_Problem statement:_
In the material below, find how many lines contain the string "triangle". Write only that number.

========

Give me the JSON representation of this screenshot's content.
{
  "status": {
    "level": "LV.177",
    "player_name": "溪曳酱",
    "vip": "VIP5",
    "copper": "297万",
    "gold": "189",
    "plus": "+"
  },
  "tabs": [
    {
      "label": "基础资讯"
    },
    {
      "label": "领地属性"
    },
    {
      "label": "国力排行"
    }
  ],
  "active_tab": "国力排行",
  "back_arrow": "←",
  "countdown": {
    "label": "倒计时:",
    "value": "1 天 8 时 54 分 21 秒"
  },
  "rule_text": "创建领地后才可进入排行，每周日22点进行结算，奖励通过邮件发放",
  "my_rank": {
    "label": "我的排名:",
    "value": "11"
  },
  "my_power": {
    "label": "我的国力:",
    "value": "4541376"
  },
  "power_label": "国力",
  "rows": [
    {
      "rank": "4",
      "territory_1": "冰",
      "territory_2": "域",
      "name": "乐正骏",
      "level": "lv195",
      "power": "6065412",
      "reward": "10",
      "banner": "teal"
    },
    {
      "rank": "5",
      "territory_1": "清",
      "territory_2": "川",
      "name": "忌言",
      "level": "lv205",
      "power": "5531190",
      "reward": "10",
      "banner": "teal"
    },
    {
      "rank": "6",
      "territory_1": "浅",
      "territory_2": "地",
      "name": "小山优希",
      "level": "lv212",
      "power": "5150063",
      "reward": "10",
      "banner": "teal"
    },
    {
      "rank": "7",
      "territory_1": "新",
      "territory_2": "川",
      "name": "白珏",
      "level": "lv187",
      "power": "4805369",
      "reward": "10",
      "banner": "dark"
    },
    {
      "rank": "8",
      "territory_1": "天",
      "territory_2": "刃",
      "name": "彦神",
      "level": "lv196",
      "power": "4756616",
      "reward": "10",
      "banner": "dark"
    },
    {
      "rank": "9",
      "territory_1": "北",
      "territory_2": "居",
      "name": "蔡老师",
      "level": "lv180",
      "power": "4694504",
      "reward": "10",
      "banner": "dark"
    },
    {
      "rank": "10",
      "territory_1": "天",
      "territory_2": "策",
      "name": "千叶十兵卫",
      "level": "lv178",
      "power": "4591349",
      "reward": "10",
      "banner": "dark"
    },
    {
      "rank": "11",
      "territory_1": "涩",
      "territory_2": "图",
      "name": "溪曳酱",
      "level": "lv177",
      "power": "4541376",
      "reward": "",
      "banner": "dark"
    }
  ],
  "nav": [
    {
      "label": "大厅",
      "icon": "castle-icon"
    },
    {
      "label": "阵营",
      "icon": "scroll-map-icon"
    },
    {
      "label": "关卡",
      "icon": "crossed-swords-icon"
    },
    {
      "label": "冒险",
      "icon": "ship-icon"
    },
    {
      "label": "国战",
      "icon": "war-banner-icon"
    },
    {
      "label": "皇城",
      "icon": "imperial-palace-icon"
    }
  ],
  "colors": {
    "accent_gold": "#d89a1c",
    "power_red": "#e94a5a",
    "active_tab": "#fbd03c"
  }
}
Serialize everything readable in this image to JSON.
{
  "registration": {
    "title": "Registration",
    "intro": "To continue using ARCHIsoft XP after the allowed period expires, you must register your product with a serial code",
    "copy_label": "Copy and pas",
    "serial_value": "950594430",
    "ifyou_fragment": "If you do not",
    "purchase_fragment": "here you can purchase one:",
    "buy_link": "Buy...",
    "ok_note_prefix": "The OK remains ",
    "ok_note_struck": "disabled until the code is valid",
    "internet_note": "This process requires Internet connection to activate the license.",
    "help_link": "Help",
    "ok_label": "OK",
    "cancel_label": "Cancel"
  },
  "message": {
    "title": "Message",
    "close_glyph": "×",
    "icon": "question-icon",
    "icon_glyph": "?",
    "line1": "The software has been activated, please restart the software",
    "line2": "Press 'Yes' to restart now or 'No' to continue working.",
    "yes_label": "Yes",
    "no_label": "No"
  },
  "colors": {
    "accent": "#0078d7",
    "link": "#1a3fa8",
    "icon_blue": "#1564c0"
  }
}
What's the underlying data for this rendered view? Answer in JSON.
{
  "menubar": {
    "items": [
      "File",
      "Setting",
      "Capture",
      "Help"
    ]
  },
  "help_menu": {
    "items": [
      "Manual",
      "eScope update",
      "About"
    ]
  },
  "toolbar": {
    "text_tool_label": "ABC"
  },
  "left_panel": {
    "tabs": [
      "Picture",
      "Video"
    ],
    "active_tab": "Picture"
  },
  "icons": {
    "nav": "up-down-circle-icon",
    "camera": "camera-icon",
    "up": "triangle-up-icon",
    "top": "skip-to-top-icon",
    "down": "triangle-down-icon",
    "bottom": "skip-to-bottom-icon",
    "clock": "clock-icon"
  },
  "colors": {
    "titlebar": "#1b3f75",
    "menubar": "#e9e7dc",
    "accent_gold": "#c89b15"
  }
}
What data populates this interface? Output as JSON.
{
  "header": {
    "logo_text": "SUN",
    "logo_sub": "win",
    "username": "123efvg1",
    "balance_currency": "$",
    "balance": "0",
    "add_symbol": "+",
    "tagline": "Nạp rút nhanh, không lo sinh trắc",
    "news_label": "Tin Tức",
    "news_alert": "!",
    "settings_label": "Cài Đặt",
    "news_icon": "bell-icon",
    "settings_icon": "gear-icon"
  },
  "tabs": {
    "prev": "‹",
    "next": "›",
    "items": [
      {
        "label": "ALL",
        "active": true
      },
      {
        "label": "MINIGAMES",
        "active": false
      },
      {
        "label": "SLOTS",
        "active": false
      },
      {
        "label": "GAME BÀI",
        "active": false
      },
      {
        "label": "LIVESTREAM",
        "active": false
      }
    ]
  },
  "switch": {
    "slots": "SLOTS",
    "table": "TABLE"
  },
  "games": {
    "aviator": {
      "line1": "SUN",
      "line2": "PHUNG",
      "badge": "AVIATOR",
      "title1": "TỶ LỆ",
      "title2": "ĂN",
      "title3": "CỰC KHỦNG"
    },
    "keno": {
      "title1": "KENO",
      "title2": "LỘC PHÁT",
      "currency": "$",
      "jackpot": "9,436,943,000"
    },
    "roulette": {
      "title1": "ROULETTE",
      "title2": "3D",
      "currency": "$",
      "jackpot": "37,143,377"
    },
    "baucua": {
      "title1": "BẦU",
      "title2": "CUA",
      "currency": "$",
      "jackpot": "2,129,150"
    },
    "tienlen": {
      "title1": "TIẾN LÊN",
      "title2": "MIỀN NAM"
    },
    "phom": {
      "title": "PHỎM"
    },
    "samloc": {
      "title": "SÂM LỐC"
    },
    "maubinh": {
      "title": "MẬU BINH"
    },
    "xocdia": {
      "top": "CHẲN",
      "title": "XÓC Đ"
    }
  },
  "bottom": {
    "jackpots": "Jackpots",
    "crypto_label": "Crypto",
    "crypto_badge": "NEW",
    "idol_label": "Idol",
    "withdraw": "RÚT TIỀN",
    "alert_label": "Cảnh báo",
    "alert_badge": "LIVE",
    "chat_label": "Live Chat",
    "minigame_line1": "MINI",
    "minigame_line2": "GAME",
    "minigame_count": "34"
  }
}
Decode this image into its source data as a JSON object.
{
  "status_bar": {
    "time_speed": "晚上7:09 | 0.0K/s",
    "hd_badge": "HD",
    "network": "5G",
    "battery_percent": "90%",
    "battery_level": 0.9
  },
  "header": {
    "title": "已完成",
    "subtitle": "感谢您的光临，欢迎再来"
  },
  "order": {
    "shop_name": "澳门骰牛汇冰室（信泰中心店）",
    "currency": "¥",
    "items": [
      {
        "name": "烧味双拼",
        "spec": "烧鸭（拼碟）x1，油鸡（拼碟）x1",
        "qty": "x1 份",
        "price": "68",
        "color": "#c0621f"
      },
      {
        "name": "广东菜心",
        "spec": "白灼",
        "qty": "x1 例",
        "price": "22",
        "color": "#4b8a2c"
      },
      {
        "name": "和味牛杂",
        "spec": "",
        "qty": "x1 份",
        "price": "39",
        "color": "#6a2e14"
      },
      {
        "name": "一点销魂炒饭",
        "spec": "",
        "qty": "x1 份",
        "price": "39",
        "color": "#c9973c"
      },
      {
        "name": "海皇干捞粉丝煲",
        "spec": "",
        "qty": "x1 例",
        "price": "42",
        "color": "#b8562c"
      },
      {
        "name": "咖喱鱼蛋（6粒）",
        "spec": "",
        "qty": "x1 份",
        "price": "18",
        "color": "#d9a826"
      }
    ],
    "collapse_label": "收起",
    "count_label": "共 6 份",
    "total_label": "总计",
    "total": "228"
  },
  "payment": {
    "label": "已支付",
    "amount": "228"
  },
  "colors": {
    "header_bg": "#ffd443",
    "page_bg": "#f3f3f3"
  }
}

========

_Result of the task:_
2